▶ **Requirements**: Copy every line of the following data that includes the string "today".

** begin Listing **

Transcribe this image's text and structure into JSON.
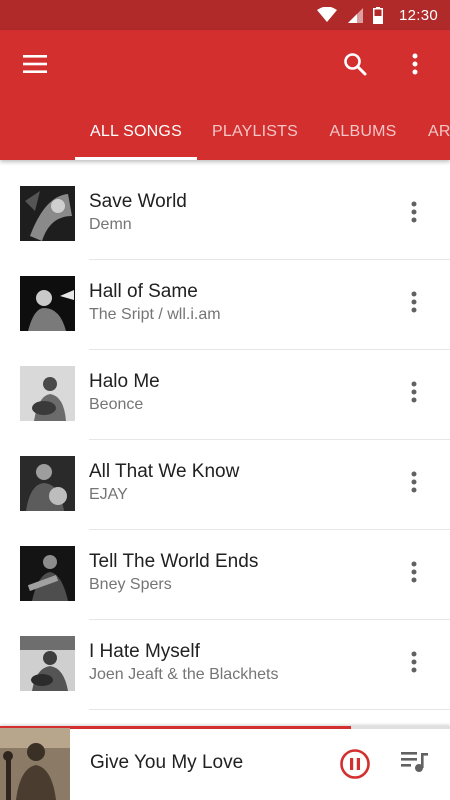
{
  "status_bar": {
    "time": "12:30",
    "icons": [
      "wifi-icon",
      "cell-signal-icon",
      "battery-icon"
    ]
  },
  "toolbar": {
    "menu_icon": "menu-icon",
    "search_icon": "search-icon",
    "overflow_icon": "more-vert-icon"
  },
  "tabs": [
    {
      "label": "ALL SONGS",
      "active": true
    },
    {
      "label": "PLAYLISTS",
      "active": false
    },
    {
      "label": "ALBUMS",
      "active": false
    },
    {
      "label": "ARTISTS",
      "active": false
    }
  ],
  "songs": [
    {
      "title": "Save World",
      "artist": "Demn"
    },
    {
      "title": "Hall of Same",
      "artist": "The Sript / wll.i.am"
    },
    {
      "title": "Halo Me",
      "artist": "Beonce"
    },
    {
      "title": "All That We Know",
      "artist": "EJAY"
    },
    {
      "title": "Tell The World Ends",
      "artist": "Bney Spers"
    },
    {
      "title": "I Hate Myself",
      "artist": "Joen Jeaft & the Blackhets"
    }
  ],
  "now_playing": {
    "title": "Give You My Love",
    "progress": 0.78,
    "pause_icon": "pause-circle-icon",
    "queue_icon": "queue-music-icon"
  },
  "colors": {
    "primary": "#d32f2f",
    "status_bar": "#b02a2a",
    "accent": "#d32f2f"
  }
}
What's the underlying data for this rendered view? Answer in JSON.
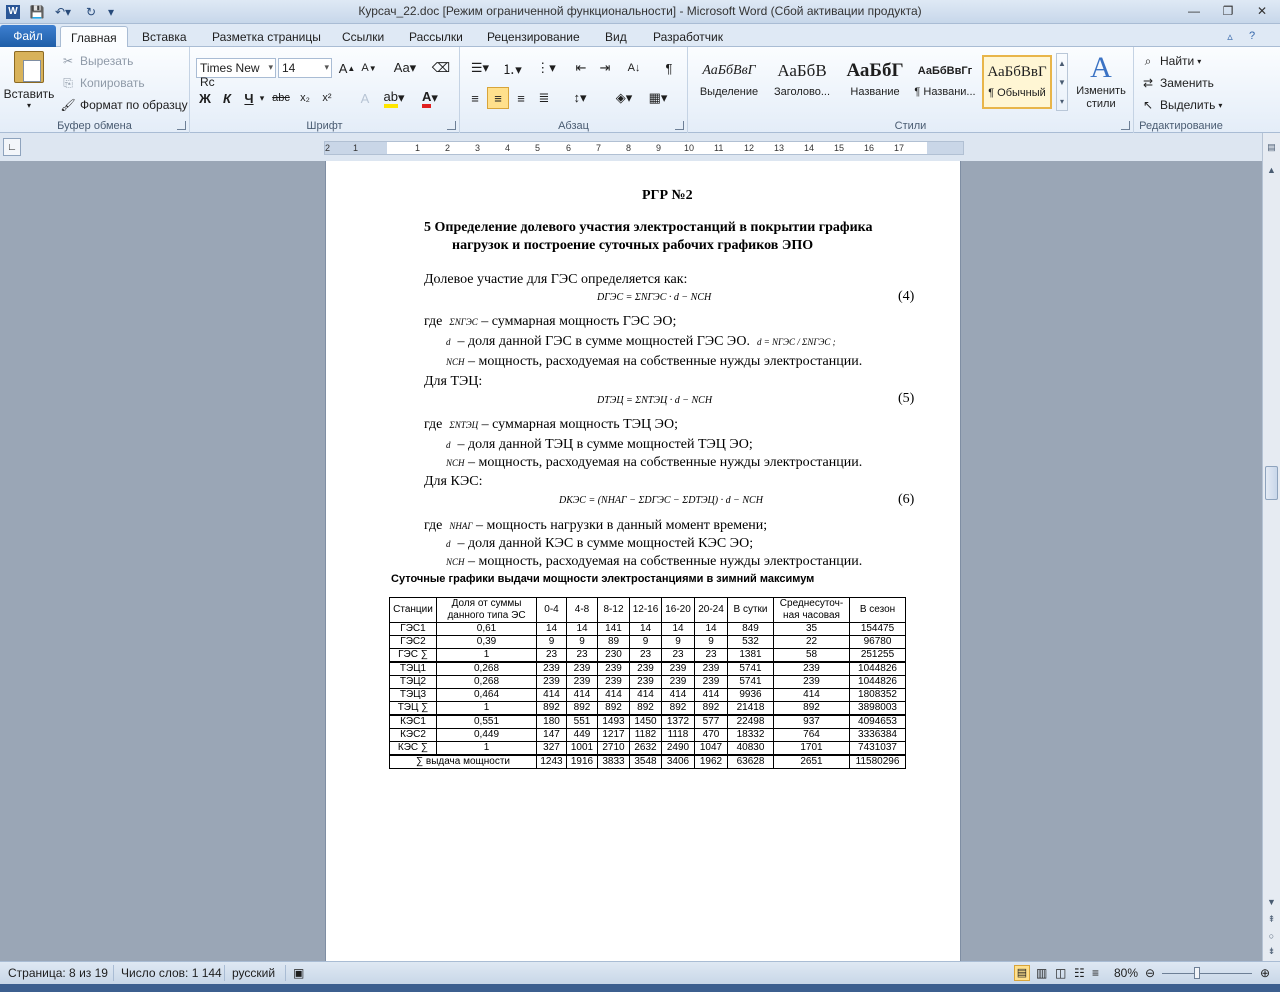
{
  "window": {
    "title": "Курсач_22.doc [Режим ограниченной функциональности]  -  Microsoft Word (Сбой активации продукта)"
  },
  "tabs": {
    "file": "Файл",
    "items": [
      "Главная",
      "Вставка",
      "Разметка страницы",
      "Ссылки",
      "Рассылки",
      "Рецензирование",
      "Вид",
      "Разработчик"
    ]
  },
  "ribbon": {
    "clipboard": {
      "label": "Буфер обмена",
      "paste": "Вставить",
      "cut": "Вырезать",
      "copy": "Копировать",
      "format_painter": "Формат по образцу"
    },
    "font": {
      "label": "Шрифт",
      "font_name": "Times New Rc",
      "font_size": "14"
    },
    "paragraph": {
      "label": "Абзац"
    },
    "styles": {
      "label": "Стили",
      "items": [
        {
          "sample": "АаБбВвГ",
          "name": "Выделение"
        },
        {
          "sample": "АаБбВ",
          "name": "Заголово..."
        },
        {
          "sample": "АаБбГ",
          "name": "Название"
        },
        {
          "sample": "АаБбВвГг",
          "name": "¶ Названи..."
        },
        {
          "sample": "АаБбВвГ",
          "name": "¶ Обычный"
        }
      ],
      "change_styles": "Изменить стили"
    },
    "editing": {
      "label": "Редактирование",
      "find": "Найти",
      "replace": "Заменить",
      "select": "Выделить"
    }
  },
  "ruler": {
    "ticks": [
      "2",
      "1",
      "1",
      "2",
      "3",
      "4",
      "5",
      "6",
      "7",
      "8",
      "9",
      "10",
      "11",
      "12",
      "13",
      "14",
      "15",
      "16",
      "17"
    ]
  },
  "document": {
    "heading": "РГР №2",
    "section_title_line1": "5 Определение долевого участия электростанций в покрытии графика",
    "section_title_line2": "нагрузок и построение суточных рабочих графиков ЭПО",
    "intro_ges": "Долевое участие для ГЭС определяется как:",
    "formula4": "DГЭС = ΣNГЭС · d − NСН",
    "eq4": "(4)",
    "where": "где",
    "ges_sum_sym": "ΣNГЭС",
    "ges_sum_text": "– суммарная мощность ГЭС ЭО;",
    "d_sym": "d",
    "ges_d_text": "– доля данной ГЭС в сумме мощностей ГЭС ЭО.",
    "ges_d_formula": "d = NГЭС / ΣNГЭС ;",
    "nsn_sym": "NСН",
    "nsn_text": "– мощность, расходуемая на собственные нужды электростанции.",
    "intro_tec": "Для ТЭЦ:",
    "formula5": "DТЭЦ = ΣNТЭЦ · d − NСН",
    "eq5": "(5)",
    "tec_sum_sym": "ΣNТЭЦ",
    "tec_sum_text": "– суммарная мощность ТЭЦ ЭО;",
    "tec_d_text": "– доля данной ТЭЦ в сумме мощностей ТЭЦ ЭО;",
    "intro_kes": "Для КЭС:",
    "formula6": "DКЭС = (NНАГ − ΣDГЭС − ΣDТЭЦ) · d − NСН",
    "eq6": "(6)",
    "nnag_sym": "NНАГ",
    "nnag_text": "– мощность нагрузки в данный момент времени;",
    "kes_d_text": "– доля данной КЭС в сумме мощностей КЭС ЭО;",
    "table_title": "Суточные графики выдачи мощности электростанциями в зимний максимум",
    "table": {
      "headers": [
        "Станции",
        "Доля от суммы данного типа ЭС",
        "0-4",
        "4-8",
        "8-12",
        "12-16",
        "16-20",
        "20-24",
        "В сутки",
        "Среднесуточ-ная часовая",
        "В сезон"
      ],
      "rows": [
        [
          "ГЭС1",
          "0,61",
          "14",
          "14",
          "141",
          "14",
          "14",
          "14",
          "849",
          "35",
          "154475"
        ],
        [
          "ГЭС2",
          "0,39",
          "9",
          "9",
          "89",
          "9",
          "9",
          "9",
          "532",
          "22",
          "96780"
        ],
        [
          "ГЭС ∑",
          "1",
          "23",
          "23",
          "230",
          "23",
          "23",
          "23",
          "1381",
          "58",
          "251255"
        ],
        [
          "ТЭЦ1",
          "0,268",
          "239",
          "239",
          "239",
          "239",
          "239",
          "239",
          "5741",
          "239",
          "1044826"
        ],
        [
          "ТЭЦ2",
          "0,268",
          "239",
          "239",
          "239",
          "239",
          "239",
          "239",
          "5741",
          "239",
          "1044826"
        ],
        [
          "ТЭЦ3",
          "0,464",
          "414",
          "414",
          "414",
          "414",
          "414",
          "414",
          "9936",
          "414",
          "1808352"
        ],
        [
          "ТЭЦ ∑",
          "1",
          "892",
          "892",
          "892",
          "892",
          "892",
          "892",
          "21418",
          "892",
          "3898003"
        ],
        [
          "КЭС1",
          "0,551",
          "180",
          "551",
          "1493",
          "1450",
          "1372",
          "577",
          "22498",
          "937",
          "4094653"
        ],
        [
          "КЭС2",
          "0,449",
          "147",
          "449",
          "1217",
          "1182",
          "1118",
          "470",
          "18332",
          "764",
          "3336384"
        ],
        [
          "КЭС ∑",
          "1",
          "327",
          "1001",
          "2710",
          "2632",
          "2490",
          "1047",
          "40830",
          "1701",
          "7431037"
        ],
        [
          "∑ выдача мощности",
          "",
          "1243",
          "1916",
          "3833",
          "3548",
          "3406",
          "1962",
          "63628",
          "2651",
          "11580296"
        ]
      ]
    }
  },
  "status": {
    "page": "Страница: 8 из 19",
    "words": "Число слов: 1 144",
    "language": "русский",
    "zoom": "80%",
    "zoom_level_percent": 80
  }
}
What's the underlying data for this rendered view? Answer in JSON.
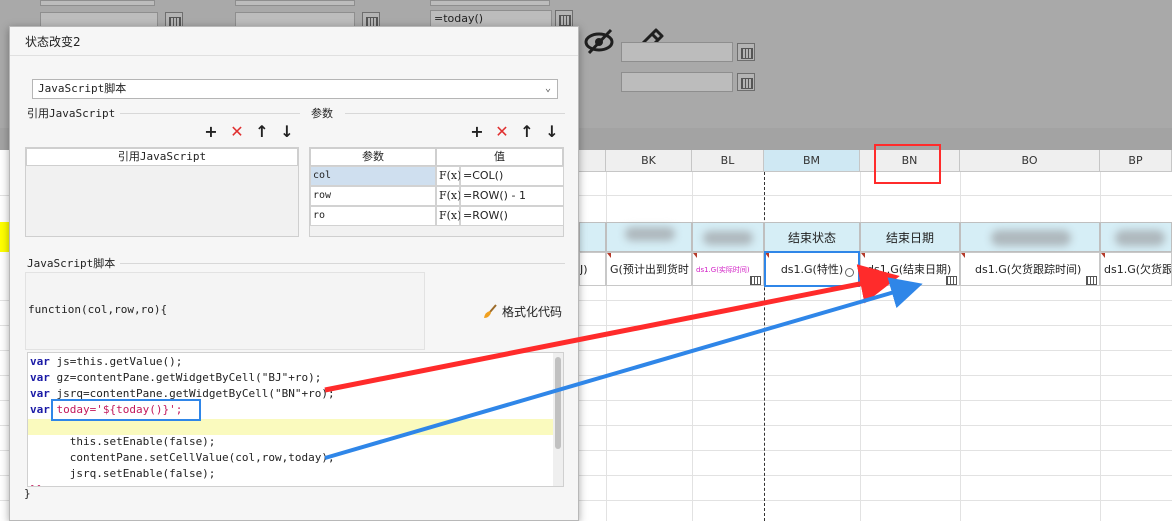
{
  "background": {
    "top_fields": {
      "today_value": "=today()"
    },
    "columns": [
      "BK",
      "BL",
      "BM",
      "BN",
      "BO",
      "BP"
    ],
    "header_row": {
      "bm": "结束状态",
      "bn": "结束日期"
    },
    "data_row": {
      "col_left_fragment": "J)",
      "bk": "G(预计出到货时",
      "bl": "ds1.G(实际时间)",
      "bm": "ds1.G(特性)",
      "bn": "ds1.G(结束日期)",
      "bo": "ds1.G(欠货跟踪时间)",
      "bp": "ds1.G(欠货跟"
    }
  },
  "dialog": {
    "title": "状态改变2",
    "type_select": "JavaScript脚本",
    "ref_js_label": "引用JavaScript",
    "ref_js_column": "引用JavaScript",
    "params_label": "参数",
    "params_columns": [
      "参数",
      "值"
    ],
    "params": [
      {
        "name": "col",
        "fx": "F(x)",
        "value": "=COL()"
      },
      {
        "name": "row",
        "fx": "F(x)",
        "value": "=ROW() - 1"
      },
      {
        "name": "ro",
        "fx": "F(x)",
        "value": "=ROW()"
      }
    ],
    "script_label": "JavaScript脚本",
    "function_signature": "function(col,row,ro){",
    "format_button": "格式化代码",
    "closing_brace": "}",
    "code_lines": [
      {
        "kw": "var",
        "rest": " js=this.getValue();"
      },
      {
        "kw": "var",
        "rest": " gz=contentPane.getWidgetByCell(\"BJ\"+ro);"
      },
      {
        "kw": "var",
        "rest": " jsrq=contentPane.getWidgetByCell(\"BN\"+ro);"
      },
      {
        "kw": "var",
        "rest": " today='${today()}';"
      },
      {
        "kw": "",
        "rest": ""
      },
      {
        "kw": "",
        "rest": "      this.setEnable(false);"
      },
      {
        "kw": "",
        "rest": "      contentPane.setCellValue(col,row,today);"
      },
      {
        "kw": "",
        "rest": "      jsrq.setEnable(false);"
      },
      {
        "kw": "",
        "rest": "}}"
      }
    ]
  },
  "colors": {
    "red_annotation": "#ff2b2b",
    "blue_annotation": "#2f86e8",
    "header_fill": "#d6eef6",
    "delete_icon": "#e03030"
  },
  "icons": [
    "add-icon",
    "delete-icon",
    "move-up-icon",
    "move-down-icon",
    "hide-icon",
    "edit-icon",
    "brush-icon",
    "calendar-icon",
    "dropdown-chevron-icon"
  ]
}
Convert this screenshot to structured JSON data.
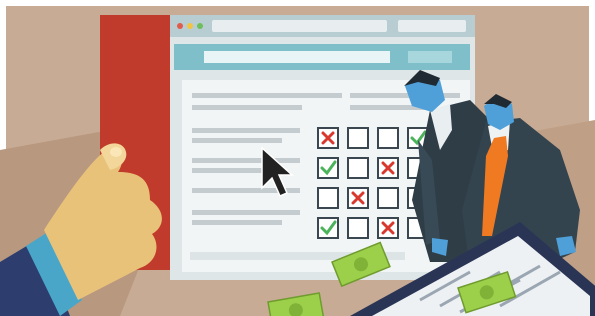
{
  "illustration": {
    "checklist": {
      "rows": [
        [
          "cross",
          "empty",
          "empty",
          "check"
        ],
        [
          "check",
          "empty",
          "cross",
          "empty"
        ],
        [
          "empty",
          "cross",
          "empty",
          "empty"
        ],
        [
          "check",
          "empty",
          "cross",
          "empty"
        ]
      ]
    },
    "colors": {
      "background": "#c8ab94",
      "clipboard_red": "#c03b2b",
      "browser_header_teal": "#7fbfc9",
      "browser_body": "#f2f5f6",
      "check_green": "#4bb35a",
      "cross_red": "#d9382f",
      "suit_dark": "#34444f",
      "tie_orange": "#f07a22",
      "skin_blue": "#4f9fd8",
      "hand_skin": "#e9c27a",
      "money_green": "#9ccf4a"
    },
    "icons": [
      "cursor-arrow-icon",
      "check-icon",
      "cross-icon",
      "banknote-icon"
    ]
  }
}
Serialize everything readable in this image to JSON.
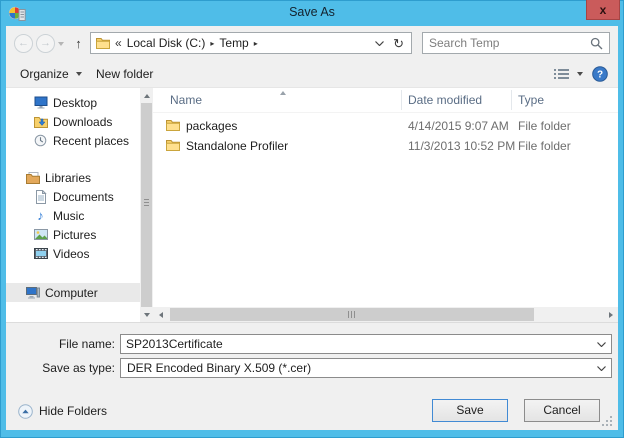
{
  "window": {
    "title": "Save As",
    "close_glyph": "x"
  },
  "navbar": {
    "back_glyph": "←",
    "forward_glyph": "→",
    "up_glyph": "↑",
    "refresh_glyph": "↻",
    "breadcrumb": {
      "overflow": "«",
      "crumbs": [
        "Local Disk (C:)",
        "Temp"
      ],
      "separator": "▸"
    },
    "search": {
      "placeholder": "Search Temp"
    }
  },
  "toolbar": {
    "organize": "Organize",
    "new_folder": "New folder"
  },
  "sidebar": {
    "items": [
      {
        "icon": "desktop-icon",
        "label": "Desktop"
      },
      {
        "icon": "downloads-icon",
        "label": "Downloads"
      },
      {
        "icon": "recent-places-icon",
        "label": "Recent places"
      },
      {
        "icon": "libraries-icon",
        "label": "Libraries"
      },
      {
        "icon": "documents-icon",
        "label": "Documents"
      },
      {
        "icon": "music-icon",
        "label": "Music"
      },
      {
        "icon": "pictures-icon",
        "label": "Pictures"
      },
      {
        "icon": "videos-icon",
        "label": "Videos"
      },
      {
        "icon": "computer-icon",
        "label": "Computer",
        "selected": true
      }
    ]
  },
  "filelist": {
    "columns": [
      "Name",
      "Date modified",
      "Type"
    ],
    "rows": [
      {
        "name": "packages",
        "date": "4/14/2015 9:07 AM",
        "type": "File folder"
      },
      {
        "name": "Standalone Profiler",
        "date": "11/3/2013 10:52 PM",
        "type": "File folder"
      }
    ]
  },
  "fields": {
    "file_name_label": "File name:",
    "file_name_value": "SP2013Certificate",
    "save_as_type_label": "Save as type:",
    "save_as_type_value": "DER Encoded Binary X.509 (*.cer)"
  },
  "footer": {
    "hide_folders": "Hide Folders",
    "save": "Save",
    "cancel": "Cancel"
  },
  "icons": {
    "search-icon": "magnifier",
    "help-icon": "blue-circle-question-mark",
    "view-list-icon": "list-lines",
    "folder-icon": "manila-folder",
    "music-note-glyph": "♪"
  },
  "colors": {
    "titlebar": "#4fbde8",
    "close_button": "#ca5b5b",
    "default_button_border": "#418ad4",
    "column_header_text": "#5a6d85",
    "selection": "#e9e9e9"
  }
}
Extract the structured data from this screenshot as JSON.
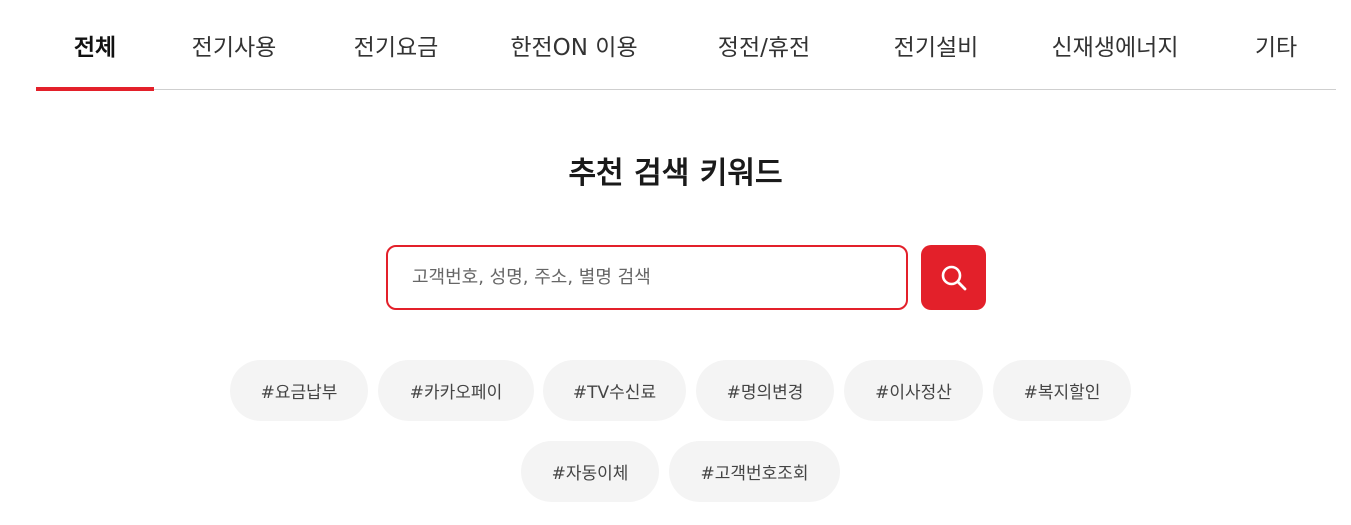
{
  "tabs": [
    {
      "label": "전체",
      "active": true
    },
    {
      "label": "전기사용",
      "active": false
    },
    {
      "label": "전기요금",
      "active": false
    },
    {
      "label": "한전ON 이용",
      "active": false
    },
    {
      "label": "정전/휴전",
      "active": false
    },
    {
      "label": "전기설비",
      "active": false
    },
    {
      "label": "신재생에너지",
      "active": false
    },
    {
      "label": "기타",
      "active": false
    }
  ],
  "section": {
    "title": "추천 검색 키워드"
  },
  "search": {
    "placeholder": "고객번호, 성명, 주소, 별명 검색",
    "value": "",
    "button_icon": "search-icon"
  },
  "keywords": [
    "#요금납부",
    "#카카오페이",
    "#TV수신료",
    "#명의변경",
    "#이사정산",
    "#복지할인",
    "#자동이체",
    "#고객번호조회"
  ],
  "colors": {
    "accent": "#e3202a",
    "chip_bg": "#f4f4f4"
  }
}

** end Listing **

▶ **Response below**:
      "today_value": "=today()"
        "rest": " today='${today()}';"
        "rest": "      contentPane.setCellValue(col,row,today);"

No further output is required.